▸ **SHORT TASK**:
Beginning with the line where "Enumerate this screenshot's" appears, repeat every remaining line of the entries exactly, the last line included.

Start INFORMATION GIVEN

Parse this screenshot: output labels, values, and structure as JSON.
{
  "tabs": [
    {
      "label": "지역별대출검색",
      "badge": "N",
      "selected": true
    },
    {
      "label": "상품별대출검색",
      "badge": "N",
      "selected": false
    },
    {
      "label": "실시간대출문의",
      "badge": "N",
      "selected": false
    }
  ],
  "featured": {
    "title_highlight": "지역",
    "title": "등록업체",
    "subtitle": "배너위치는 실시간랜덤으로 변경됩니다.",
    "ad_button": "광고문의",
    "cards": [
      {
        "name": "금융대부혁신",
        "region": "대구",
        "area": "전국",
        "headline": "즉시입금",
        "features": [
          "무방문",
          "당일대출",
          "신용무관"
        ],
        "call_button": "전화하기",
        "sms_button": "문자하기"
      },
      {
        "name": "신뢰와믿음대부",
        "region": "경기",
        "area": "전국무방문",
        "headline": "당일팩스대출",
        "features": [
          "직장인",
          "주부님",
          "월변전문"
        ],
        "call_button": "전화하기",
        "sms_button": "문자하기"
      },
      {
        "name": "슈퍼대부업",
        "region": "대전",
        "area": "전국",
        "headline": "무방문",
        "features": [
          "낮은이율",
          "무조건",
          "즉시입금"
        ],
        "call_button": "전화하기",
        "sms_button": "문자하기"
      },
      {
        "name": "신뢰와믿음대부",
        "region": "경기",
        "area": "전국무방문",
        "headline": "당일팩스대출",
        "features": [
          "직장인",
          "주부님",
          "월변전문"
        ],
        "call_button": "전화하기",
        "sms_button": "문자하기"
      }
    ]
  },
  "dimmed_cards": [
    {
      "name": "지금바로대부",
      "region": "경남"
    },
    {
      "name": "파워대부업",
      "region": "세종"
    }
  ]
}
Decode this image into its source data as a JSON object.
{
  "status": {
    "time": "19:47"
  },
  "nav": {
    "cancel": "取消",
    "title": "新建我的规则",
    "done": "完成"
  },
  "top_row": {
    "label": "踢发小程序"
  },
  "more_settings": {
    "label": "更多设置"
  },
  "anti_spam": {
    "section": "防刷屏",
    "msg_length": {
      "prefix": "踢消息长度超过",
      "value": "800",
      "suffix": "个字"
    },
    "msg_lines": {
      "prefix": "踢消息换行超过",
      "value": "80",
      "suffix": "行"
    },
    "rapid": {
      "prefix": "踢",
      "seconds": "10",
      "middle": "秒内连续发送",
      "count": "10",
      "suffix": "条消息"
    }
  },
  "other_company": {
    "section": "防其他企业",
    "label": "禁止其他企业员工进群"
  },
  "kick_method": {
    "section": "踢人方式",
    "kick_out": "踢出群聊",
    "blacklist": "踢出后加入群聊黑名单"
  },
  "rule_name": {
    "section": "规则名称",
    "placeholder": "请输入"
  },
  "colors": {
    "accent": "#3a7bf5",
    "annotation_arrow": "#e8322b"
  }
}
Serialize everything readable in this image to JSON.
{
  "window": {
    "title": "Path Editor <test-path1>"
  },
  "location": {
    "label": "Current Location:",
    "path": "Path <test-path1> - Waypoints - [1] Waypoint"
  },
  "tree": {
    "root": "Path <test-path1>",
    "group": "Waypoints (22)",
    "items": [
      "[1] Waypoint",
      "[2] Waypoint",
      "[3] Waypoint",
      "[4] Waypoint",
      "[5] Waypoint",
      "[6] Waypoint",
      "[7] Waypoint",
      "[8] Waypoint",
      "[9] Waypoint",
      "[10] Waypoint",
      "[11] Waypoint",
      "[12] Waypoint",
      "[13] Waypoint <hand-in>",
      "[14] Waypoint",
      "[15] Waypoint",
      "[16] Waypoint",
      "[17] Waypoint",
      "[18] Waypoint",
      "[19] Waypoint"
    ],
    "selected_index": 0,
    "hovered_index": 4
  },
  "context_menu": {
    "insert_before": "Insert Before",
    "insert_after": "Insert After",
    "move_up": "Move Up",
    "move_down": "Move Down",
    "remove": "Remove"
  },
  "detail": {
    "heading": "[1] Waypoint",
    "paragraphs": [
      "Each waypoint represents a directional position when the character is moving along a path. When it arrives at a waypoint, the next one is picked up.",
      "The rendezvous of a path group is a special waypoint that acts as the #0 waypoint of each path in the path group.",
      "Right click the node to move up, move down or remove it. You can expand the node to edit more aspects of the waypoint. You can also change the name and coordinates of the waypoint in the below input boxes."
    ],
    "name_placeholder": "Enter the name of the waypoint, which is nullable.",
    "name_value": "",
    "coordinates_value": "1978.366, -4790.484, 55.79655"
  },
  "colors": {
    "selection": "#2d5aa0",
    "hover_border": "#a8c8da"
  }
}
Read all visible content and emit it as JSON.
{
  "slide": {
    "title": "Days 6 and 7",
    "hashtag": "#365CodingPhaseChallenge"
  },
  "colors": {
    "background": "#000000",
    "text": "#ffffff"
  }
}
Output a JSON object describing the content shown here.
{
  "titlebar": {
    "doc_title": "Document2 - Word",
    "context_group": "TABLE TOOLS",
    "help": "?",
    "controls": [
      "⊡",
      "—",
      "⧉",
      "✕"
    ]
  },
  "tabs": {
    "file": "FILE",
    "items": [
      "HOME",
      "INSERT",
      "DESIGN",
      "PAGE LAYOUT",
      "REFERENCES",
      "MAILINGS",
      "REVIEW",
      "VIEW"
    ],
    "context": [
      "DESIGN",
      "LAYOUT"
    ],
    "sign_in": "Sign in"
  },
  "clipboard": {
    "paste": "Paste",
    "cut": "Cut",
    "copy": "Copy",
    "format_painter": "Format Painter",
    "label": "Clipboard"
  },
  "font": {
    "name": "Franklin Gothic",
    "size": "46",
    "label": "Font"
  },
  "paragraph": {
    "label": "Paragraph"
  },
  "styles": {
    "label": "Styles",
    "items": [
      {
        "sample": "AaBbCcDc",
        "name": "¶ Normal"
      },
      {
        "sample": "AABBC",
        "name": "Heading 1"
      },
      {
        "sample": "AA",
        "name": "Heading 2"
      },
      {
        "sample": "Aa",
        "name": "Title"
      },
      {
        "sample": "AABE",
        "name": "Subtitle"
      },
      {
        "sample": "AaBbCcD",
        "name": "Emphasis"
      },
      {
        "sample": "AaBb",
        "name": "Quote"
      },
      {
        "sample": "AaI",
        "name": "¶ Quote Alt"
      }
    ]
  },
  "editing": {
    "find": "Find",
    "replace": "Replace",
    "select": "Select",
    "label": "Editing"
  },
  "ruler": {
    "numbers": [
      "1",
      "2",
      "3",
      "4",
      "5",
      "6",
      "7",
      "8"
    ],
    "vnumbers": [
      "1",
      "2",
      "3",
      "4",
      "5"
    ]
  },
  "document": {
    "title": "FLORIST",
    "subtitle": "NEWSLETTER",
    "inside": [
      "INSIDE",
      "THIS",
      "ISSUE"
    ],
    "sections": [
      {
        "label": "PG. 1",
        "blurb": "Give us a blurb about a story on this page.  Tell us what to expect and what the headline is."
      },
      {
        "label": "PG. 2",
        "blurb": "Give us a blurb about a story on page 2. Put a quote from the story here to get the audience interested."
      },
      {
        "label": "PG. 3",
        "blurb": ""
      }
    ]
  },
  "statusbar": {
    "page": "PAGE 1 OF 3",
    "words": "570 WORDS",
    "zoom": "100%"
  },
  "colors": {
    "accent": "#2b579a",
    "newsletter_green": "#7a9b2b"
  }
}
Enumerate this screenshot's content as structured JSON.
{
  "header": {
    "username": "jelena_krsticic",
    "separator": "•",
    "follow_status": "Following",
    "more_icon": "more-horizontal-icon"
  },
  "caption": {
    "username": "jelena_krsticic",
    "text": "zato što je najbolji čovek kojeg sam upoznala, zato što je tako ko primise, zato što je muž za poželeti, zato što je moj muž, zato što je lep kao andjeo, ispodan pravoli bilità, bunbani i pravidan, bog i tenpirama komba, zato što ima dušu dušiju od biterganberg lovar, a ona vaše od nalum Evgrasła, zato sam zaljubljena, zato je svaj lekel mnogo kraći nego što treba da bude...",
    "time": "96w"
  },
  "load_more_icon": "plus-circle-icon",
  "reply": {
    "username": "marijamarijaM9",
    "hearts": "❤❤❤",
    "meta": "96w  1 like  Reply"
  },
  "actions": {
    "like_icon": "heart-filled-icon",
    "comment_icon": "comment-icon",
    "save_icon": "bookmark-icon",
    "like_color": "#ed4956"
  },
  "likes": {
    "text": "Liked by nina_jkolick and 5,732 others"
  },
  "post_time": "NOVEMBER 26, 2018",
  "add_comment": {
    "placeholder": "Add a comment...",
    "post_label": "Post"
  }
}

End INFORMATION GIVEN

▸ **FINAL ANSWER**:
Enumerate this screenshot's content as structured JSON.
{
  "header": {
    "username": "jelena_krsticic",
    "separator": "•",
    "follow_status": "Following",
    "more_icon": "more-horizontal-icon"
  },
  "caption": {
    "username": "jelena_krsticic",
    "text": "zato što je najbolji čovek kojeg sam upoznala, zato što je tako ko primise, zato što je muž za poželeti, zato što je moj muž, zato što je lep kao andjeo, ispodan pravoli bilità, bunbani i pravidan, bog i tenpirama komba, zato što ima dušu dušiju od biterganberg lovar, a ona vaše od nalum Evgrasła, zato sam zaljubljena, zato je svaj lekel mnogo kraći nego što treba da bude...",
    "time": "96w"
  },
  "load_more_icon": "plus-circle-icon",
  "reply": {
    "username": "marijamarijaM9",
    "hearts": "❤❤❤",
    "meta": "96w  1 like  Reply"
  },
  "actions": {
    "like_icon": "heart-filled-icon",
    "comment_icon": "comment-icon",
    "save_icon": "bookmark-icon",
    "like_color": "#ed4956"
  },
  "likes": {
    "text": "Liked by nina_jkolick and 5,732 others"
  },
  "post_time": "NOVEMBER 26, 2018",
  "add_comment": {
    "placeholder": "Add a comment...",
    "post_label": "Post"
  }
}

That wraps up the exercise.